Work through the records below and tally every line containing "color". Reply with the total alone.

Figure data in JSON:
::::

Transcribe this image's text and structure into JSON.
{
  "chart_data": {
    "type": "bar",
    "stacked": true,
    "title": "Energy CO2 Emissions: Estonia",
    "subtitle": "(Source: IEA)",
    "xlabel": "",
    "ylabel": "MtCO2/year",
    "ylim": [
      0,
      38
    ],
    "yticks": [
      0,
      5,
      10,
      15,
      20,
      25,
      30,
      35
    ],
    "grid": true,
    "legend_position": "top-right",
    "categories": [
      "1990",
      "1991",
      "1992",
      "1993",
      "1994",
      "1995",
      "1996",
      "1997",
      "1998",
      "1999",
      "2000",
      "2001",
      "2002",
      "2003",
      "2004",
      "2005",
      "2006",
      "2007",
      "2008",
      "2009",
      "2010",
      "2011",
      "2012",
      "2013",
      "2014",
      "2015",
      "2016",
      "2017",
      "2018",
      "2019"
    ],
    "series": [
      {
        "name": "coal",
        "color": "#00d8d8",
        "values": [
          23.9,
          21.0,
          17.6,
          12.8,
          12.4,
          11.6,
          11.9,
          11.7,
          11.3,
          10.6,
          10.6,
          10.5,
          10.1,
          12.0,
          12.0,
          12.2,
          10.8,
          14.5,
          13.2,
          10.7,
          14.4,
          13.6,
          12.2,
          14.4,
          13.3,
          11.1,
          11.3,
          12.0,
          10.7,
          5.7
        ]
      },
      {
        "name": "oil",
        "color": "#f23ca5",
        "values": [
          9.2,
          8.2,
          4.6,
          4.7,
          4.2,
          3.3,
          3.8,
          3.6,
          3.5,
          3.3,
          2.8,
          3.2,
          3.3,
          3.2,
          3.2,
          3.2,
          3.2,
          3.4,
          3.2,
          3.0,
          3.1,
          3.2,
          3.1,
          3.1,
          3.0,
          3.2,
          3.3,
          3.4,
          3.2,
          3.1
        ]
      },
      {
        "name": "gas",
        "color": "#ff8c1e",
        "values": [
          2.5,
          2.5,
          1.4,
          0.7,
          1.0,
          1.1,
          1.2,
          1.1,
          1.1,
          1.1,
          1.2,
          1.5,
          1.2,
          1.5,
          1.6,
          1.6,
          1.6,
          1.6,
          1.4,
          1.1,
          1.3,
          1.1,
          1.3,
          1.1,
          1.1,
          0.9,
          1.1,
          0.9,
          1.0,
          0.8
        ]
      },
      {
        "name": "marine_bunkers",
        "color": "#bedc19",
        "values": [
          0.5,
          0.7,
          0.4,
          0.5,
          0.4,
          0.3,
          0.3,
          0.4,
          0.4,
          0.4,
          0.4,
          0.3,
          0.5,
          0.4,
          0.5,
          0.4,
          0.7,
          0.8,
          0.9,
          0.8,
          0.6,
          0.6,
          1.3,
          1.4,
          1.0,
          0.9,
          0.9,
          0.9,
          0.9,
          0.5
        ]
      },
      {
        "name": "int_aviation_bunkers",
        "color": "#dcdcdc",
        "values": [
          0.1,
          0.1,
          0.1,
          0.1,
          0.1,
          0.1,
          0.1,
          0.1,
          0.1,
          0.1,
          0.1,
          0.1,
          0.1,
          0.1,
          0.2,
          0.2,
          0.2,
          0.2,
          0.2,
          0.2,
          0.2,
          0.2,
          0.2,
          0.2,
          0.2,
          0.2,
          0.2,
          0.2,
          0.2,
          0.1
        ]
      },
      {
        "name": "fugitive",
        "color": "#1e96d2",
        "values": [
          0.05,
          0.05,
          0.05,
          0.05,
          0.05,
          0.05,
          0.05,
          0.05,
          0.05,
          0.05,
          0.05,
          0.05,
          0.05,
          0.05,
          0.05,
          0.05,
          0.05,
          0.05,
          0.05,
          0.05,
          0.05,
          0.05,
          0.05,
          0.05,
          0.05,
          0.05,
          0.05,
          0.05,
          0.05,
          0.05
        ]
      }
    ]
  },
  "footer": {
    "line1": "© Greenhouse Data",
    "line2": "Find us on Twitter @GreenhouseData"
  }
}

::::

▶ **OUTPUT**
6